Repeat the material verbatim. Images are excluded from the copy.
───── PROVIDED INFORMATION ─────
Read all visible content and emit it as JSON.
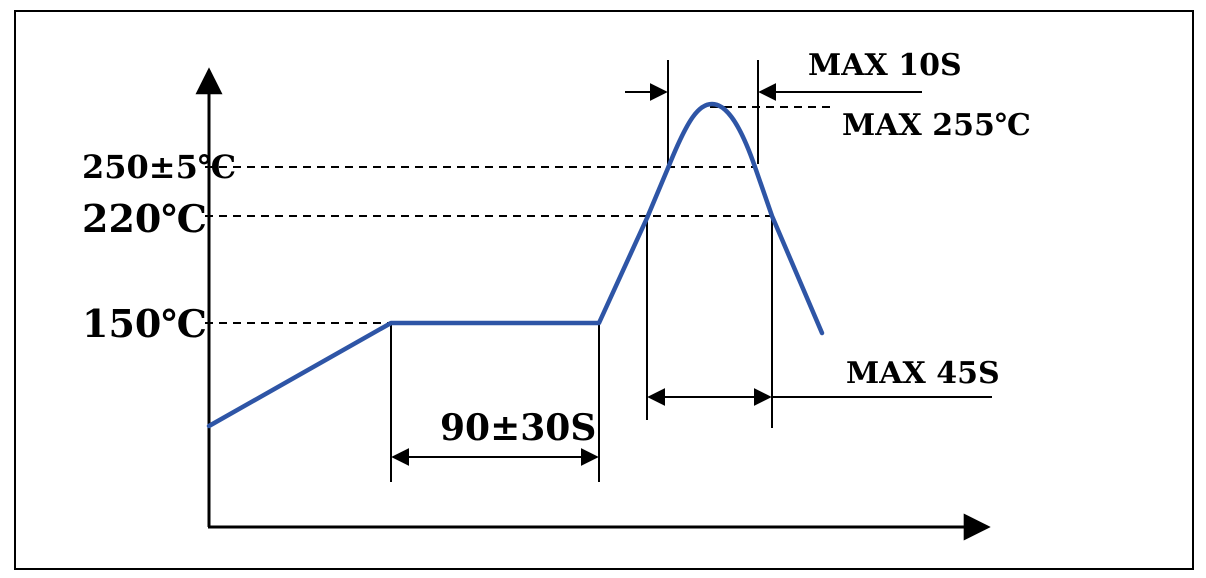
{
  "diagram": {
    "y_labels": {
      "t250": "250±5℃",
      "t220": "220℃",
      "t150": "150℃"
    },
    "annotations": {
      "soak_time": "90±30S",
      "peak_time": "MAX 10S",
      "peak_temp": "MAX 255℃",
      "reflow_time": "MAX 45S"
    },
    "colors": {
      "curve": "#2e55a6",
      "lines": "#000000",
      "background": "#ffffff"
    }
  }
}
─────
SOLUTION TO THIS EXERCISE >>
Read all visible content and emit it as JSON.
{
  "diagram": {
    "y_labels": {
      "t250": "250±5℃",
      "t220": "220℃",
      "t150": "150℃"
    },
    "annotations": {
      "soak_time": "90±30S",
      "peak_time": "MAX 10S",
      "peak_temp": "MAX 255℃",
      "reflow_time": "MAX 45S"
    },
    "colors": {
      "curve": "#2e55a6",
      "lines": "#000000",
      "background": "#ffffff"
    }
  }
}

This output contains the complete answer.